Task to carry out »
Read through the data and report every line in which the word "only" occurs.

Records for the task »
______

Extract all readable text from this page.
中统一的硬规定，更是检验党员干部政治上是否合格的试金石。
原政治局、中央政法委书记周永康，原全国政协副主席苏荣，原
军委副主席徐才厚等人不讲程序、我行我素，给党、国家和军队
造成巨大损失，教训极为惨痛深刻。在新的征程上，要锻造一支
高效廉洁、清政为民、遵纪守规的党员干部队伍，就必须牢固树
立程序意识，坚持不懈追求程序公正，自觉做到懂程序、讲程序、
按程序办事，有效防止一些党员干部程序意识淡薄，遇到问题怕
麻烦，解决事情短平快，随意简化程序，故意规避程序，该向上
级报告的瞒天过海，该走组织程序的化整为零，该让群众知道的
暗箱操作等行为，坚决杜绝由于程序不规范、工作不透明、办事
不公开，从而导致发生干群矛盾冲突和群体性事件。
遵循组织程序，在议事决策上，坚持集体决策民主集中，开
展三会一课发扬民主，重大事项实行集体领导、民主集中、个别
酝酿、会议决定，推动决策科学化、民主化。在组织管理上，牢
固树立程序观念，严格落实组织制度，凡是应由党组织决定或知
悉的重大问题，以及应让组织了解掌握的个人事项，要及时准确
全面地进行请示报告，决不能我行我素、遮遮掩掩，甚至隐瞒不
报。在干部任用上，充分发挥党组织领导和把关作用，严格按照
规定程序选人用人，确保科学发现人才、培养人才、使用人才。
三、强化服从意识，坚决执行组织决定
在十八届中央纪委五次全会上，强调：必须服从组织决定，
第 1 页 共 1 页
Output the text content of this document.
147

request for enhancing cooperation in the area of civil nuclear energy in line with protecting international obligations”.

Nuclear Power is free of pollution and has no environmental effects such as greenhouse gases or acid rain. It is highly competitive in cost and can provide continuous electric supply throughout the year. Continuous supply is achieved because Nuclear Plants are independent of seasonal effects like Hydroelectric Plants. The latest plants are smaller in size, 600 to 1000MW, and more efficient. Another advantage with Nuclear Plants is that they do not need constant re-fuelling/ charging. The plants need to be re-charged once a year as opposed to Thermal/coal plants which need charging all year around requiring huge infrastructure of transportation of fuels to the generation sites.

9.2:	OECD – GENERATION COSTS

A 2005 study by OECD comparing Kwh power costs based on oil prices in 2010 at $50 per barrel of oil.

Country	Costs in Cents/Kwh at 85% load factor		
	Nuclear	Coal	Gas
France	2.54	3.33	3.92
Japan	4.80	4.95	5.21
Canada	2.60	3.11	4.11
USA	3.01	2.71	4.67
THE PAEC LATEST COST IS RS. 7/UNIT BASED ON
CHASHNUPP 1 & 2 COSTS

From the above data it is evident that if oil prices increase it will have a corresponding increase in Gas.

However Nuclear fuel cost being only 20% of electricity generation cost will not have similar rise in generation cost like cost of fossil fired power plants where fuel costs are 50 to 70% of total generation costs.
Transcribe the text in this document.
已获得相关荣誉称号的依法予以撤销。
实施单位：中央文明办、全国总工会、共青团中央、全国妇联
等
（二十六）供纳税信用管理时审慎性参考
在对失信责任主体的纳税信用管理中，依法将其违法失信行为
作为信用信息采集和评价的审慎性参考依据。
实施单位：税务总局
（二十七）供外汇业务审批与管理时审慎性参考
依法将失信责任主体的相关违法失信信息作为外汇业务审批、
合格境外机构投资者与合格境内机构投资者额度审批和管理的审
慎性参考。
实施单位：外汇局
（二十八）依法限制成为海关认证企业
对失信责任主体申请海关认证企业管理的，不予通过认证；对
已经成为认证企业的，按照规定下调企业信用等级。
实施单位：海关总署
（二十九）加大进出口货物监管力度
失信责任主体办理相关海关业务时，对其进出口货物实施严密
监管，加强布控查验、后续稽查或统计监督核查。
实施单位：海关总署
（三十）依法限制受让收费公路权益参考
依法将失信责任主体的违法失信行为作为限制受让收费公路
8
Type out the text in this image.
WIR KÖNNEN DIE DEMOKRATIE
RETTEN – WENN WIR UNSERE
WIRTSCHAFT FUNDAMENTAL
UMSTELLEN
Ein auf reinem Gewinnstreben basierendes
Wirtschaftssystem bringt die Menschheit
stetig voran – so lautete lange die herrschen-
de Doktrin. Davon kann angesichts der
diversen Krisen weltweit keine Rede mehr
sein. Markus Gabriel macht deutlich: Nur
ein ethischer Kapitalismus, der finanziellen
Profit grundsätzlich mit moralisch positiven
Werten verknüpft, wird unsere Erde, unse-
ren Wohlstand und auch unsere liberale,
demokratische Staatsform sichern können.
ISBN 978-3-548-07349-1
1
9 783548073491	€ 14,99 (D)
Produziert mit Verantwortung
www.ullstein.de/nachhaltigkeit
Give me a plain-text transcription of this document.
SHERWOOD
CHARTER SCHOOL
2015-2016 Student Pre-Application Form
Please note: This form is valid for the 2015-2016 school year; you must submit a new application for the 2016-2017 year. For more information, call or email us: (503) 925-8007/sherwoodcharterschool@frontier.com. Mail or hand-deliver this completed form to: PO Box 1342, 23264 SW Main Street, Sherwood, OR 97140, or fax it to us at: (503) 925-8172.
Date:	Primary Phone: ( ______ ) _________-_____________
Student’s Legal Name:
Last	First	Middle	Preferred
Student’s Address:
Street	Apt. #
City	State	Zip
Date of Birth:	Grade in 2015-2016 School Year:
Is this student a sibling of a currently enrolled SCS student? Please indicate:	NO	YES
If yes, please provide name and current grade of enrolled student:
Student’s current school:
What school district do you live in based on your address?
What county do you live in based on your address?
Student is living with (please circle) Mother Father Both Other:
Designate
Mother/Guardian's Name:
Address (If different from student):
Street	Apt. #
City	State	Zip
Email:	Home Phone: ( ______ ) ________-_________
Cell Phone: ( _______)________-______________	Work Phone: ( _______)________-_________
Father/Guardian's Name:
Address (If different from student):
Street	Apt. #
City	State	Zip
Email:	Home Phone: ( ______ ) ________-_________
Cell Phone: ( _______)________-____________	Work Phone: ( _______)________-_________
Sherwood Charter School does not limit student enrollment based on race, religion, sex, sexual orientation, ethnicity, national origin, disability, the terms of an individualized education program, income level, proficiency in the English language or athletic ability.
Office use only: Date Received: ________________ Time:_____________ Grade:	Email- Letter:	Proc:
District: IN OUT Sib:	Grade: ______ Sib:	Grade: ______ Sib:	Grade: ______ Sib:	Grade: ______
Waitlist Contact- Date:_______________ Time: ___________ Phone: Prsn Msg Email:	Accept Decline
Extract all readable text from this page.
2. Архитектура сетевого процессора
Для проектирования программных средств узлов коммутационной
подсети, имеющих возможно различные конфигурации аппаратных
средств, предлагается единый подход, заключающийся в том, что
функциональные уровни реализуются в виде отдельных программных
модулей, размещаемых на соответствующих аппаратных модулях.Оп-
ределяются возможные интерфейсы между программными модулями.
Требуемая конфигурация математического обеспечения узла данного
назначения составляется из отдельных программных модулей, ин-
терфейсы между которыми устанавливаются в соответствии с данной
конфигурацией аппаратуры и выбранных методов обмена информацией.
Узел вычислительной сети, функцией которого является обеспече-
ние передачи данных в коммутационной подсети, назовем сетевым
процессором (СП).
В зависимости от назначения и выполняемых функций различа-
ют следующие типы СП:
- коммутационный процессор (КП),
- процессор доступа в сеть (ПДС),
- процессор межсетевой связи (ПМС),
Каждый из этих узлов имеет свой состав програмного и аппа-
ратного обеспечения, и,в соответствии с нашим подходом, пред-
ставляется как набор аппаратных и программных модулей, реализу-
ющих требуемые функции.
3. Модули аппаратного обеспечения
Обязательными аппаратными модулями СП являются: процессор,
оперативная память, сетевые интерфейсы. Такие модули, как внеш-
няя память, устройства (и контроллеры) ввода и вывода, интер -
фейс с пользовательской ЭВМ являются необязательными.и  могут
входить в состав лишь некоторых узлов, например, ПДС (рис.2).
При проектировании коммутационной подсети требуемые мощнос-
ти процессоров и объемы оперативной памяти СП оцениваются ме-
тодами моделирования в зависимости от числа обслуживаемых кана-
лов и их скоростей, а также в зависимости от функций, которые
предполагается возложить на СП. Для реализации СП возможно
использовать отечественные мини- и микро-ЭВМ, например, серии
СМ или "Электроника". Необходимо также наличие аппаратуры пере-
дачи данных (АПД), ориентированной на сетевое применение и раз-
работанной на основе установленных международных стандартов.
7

______

Task answer »
However Nuclear fuel cost being only 20% of electricity generation cost will not have similar rise in generation cost like cost of fossil fired power plants where fuel costs are 50 to 70% of total generation costs.
Office use only: Date Received: ________________ Time:_____________ Grade:	Email- Letter:	Proc:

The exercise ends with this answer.